# [AIM]
Return the lines below that carry the word "metrics".

# [DATASET]
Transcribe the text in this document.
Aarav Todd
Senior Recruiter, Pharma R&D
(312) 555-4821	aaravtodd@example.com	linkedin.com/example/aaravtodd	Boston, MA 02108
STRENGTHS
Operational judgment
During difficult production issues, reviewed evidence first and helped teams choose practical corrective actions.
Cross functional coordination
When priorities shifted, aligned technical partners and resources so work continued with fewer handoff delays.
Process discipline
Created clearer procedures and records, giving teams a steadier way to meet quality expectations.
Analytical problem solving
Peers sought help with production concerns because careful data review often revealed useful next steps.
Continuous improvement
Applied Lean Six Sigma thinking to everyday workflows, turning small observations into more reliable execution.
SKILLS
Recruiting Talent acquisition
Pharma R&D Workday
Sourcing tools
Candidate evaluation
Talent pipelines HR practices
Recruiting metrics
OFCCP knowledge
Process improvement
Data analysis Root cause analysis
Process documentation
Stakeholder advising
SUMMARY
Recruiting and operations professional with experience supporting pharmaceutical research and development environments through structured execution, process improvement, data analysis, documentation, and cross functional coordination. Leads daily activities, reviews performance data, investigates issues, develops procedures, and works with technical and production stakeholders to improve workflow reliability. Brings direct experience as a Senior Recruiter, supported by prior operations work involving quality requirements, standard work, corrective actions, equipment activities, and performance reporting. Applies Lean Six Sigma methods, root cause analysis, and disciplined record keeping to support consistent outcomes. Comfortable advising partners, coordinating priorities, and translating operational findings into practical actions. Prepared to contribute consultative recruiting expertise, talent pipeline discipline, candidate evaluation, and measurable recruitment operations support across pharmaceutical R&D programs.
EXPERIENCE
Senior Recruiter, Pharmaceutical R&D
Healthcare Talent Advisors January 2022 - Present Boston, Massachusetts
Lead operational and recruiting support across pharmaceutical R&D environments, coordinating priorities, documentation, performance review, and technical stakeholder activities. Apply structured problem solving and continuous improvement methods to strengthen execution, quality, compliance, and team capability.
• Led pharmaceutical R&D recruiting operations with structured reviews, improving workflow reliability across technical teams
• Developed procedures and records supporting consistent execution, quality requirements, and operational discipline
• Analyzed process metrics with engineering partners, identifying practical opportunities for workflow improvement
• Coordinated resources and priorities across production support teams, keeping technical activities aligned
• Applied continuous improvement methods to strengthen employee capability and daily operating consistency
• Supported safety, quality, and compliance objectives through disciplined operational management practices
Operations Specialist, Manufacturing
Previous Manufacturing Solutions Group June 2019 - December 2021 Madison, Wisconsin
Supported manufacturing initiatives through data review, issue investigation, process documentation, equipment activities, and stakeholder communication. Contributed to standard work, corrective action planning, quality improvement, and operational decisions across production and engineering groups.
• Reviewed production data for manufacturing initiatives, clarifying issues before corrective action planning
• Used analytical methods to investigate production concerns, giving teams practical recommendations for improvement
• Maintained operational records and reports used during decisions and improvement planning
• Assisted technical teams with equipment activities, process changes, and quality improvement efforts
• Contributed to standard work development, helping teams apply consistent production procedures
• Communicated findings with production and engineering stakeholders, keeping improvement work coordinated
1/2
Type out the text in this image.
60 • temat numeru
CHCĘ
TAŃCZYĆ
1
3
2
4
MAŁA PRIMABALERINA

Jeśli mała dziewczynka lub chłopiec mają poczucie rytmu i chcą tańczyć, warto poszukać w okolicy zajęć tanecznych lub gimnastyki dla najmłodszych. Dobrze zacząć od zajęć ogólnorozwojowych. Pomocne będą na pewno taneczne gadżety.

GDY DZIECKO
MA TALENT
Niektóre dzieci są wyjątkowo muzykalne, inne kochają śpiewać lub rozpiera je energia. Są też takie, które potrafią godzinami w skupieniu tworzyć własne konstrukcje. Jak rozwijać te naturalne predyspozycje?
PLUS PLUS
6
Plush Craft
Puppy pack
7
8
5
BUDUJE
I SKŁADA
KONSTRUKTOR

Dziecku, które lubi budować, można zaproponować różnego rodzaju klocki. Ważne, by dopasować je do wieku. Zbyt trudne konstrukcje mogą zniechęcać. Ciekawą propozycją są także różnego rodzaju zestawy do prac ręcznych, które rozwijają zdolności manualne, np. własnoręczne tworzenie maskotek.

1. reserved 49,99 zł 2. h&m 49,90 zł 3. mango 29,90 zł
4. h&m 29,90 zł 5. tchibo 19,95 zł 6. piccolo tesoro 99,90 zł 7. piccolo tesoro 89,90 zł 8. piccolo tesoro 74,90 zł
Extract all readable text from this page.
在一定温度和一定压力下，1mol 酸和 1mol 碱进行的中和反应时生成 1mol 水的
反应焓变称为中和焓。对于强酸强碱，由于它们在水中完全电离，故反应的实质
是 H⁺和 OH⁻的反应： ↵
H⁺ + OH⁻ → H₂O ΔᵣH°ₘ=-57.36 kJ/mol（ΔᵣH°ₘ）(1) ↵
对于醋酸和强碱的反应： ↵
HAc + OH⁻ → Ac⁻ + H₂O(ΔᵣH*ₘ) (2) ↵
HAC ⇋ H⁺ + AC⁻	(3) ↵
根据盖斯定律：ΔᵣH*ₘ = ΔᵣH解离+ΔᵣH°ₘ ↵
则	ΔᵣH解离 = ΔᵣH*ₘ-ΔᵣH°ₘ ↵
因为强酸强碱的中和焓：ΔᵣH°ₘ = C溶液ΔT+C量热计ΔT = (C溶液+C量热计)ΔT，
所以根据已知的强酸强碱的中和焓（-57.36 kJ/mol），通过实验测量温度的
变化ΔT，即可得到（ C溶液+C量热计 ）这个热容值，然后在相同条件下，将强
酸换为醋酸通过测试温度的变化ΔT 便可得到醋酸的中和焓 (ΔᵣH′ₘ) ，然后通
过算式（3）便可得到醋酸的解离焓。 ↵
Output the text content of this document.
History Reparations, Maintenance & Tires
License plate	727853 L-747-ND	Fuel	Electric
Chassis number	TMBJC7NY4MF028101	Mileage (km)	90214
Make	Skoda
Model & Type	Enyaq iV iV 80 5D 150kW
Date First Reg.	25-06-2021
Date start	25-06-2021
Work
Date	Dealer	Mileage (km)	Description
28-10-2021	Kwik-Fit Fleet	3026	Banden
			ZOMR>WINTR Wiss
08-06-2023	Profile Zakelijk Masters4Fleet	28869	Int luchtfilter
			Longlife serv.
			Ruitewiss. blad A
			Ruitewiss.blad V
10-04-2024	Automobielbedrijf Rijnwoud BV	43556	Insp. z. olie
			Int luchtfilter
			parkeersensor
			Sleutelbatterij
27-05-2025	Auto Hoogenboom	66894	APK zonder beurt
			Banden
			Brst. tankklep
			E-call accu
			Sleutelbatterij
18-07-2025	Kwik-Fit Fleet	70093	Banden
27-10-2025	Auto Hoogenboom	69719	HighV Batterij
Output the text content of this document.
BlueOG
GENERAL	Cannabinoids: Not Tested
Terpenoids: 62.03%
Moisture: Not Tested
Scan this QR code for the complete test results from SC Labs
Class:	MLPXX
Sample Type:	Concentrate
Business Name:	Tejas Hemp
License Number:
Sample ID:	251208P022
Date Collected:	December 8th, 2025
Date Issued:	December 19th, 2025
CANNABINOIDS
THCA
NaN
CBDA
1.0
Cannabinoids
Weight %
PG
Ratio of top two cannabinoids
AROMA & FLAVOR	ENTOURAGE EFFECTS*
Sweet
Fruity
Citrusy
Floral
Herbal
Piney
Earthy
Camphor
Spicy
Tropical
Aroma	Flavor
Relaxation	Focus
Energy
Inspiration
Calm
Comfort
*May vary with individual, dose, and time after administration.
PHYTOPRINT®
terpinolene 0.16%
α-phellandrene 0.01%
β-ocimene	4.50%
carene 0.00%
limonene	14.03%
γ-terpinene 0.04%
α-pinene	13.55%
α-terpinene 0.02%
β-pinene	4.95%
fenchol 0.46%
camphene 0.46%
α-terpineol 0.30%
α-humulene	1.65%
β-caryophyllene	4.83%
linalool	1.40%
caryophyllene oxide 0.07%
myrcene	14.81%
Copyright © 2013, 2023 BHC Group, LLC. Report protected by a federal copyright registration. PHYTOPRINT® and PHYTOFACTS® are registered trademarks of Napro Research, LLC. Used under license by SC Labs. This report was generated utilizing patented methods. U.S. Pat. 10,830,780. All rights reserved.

# [REPLY TO THE EXERCISE]
Recruiting metrics
• Analyzed process metrics with engineering partners, identifying practical opportunities for workflow improvement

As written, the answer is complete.